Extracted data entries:

┏━━

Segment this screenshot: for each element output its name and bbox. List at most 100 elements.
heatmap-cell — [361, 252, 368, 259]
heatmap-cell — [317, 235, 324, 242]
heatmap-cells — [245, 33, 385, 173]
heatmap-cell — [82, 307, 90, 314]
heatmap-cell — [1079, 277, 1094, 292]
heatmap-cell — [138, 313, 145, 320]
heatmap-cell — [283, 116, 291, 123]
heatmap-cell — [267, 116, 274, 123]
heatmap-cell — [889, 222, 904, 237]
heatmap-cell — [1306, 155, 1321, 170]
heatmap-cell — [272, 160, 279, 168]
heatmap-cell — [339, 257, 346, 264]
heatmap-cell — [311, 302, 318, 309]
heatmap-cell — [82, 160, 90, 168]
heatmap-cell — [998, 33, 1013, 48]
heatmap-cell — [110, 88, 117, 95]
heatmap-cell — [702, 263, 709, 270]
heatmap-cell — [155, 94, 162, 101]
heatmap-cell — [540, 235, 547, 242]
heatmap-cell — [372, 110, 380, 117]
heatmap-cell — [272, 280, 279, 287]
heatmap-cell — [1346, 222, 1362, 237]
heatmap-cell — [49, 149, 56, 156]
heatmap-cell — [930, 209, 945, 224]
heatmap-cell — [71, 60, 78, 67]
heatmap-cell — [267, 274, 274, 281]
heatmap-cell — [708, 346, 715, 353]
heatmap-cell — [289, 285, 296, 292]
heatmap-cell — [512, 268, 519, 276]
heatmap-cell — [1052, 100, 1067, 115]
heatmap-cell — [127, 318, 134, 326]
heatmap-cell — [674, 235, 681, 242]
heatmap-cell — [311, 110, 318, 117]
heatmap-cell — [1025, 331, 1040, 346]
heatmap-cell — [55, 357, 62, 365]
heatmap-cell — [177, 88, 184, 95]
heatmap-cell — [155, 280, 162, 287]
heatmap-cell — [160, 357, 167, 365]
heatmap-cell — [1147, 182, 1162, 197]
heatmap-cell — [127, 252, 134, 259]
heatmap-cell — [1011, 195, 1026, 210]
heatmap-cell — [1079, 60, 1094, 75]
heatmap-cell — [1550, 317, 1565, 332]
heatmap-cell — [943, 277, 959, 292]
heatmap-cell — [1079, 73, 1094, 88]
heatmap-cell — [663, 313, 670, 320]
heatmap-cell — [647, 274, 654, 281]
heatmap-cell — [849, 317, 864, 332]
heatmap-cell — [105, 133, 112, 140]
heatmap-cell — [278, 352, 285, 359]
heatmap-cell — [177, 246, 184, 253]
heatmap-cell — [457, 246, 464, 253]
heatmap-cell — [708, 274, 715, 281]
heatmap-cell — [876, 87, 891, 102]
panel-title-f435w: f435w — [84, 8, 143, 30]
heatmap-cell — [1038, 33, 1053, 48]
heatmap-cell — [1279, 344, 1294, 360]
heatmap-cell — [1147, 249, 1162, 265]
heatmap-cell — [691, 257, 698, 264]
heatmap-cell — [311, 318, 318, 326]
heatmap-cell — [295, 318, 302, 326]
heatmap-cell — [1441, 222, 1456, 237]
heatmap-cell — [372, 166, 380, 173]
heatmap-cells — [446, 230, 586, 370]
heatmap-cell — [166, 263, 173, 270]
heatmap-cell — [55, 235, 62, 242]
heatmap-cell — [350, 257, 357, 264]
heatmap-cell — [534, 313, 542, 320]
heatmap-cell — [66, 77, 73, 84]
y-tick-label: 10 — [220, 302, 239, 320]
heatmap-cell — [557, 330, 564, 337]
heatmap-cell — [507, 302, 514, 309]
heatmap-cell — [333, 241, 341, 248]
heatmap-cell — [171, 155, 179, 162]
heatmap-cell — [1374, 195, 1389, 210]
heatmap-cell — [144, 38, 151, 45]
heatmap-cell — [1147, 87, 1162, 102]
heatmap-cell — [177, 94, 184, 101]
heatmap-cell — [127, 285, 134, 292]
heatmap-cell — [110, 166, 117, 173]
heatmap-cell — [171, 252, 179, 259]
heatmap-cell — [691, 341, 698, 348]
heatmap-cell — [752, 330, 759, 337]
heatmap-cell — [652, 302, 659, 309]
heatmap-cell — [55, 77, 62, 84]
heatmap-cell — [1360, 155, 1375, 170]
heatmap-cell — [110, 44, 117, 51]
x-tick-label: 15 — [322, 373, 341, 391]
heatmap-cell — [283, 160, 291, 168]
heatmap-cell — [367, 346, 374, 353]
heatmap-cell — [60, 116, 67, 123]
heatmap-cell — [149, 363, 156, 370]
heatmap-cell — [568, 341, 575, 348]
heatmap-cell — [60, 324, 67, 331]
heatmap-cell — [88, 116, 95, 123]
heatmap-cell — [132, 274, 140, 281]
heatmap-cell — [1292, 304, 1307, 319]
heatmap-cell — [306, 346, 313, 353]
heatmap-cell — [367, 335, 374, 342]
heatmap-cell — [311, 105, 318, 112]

┗━━

▶ _WHAT TO PRODUCE_:
Copy out, word for word, the stretch of the material above from its first line through the line containing "heatmap-cell — [311, 110, 318, 117]", both ends included.

▶ _TASK OUTPUT_:
Segment this screenshot: for each element output its name and bbox. List at most 100 elements.
heatmap-cell — [361, 252, 368, 259]
heatmap-cell — [317, 235, 324, 242]
heatmap-cells — [245, 33, 385, 173]
heatmap-cell — [82, 307, 90, 314]
heatmap-cell — [1079, 277, 1094, 292]
heatmap-cell — [138, 313, 145, 320]
heatmap-cell — [283, 116, 291, 123]
heatmap-cell — [267, 116, 274, 123]
heatmap-cell — [889, 222, 904, 237]
heatmap-cell — [1306, 155, 1321, 170]
heatmap-cell — [272, 160, 279, 168]
heatmap-cell — [339, 257, 346, 264]
heatmap-cell — [311, 302, 318, 309]
heatmap-cell — [82, 160, 90, 168]
heatmap-cell — [998, 33, 1013, 48]
heatmap-cell — [110, 88, 117, 95]
heatmap-cell — [702, 263, 709, 270]
heatmap-cell — [155, 94, 162, 101]
heatmap-cell — [540, 235, 547, 242]
heatmap-cell — [372, 110, 380, 117]
heatmap-cell — [272, 280, 279, 287]
heatmap-cell — [1346, 222, 1362, 237]
heatmap-cell — [49, 149, 56, 156]
heatmap-cell — [930, 209, 945, 224]
heatmap-cell — [71, 60, 78, 67]
heatmap-cell — [267, 274, 274, 281]
heatmap-cell — [708, 346, 715, 353]
heatmap-cell — [289, 285, 296, 292]
heatmap-cell — [512, 268, 519, 276]
heatmap-cell — [1052, 100, 1067, 115]
heatmap-cell — [127, 318, 134, 326]
heatmap-cell — [674, 235, 681, 242]
heatmap-cell — [311, 110, 318, 117]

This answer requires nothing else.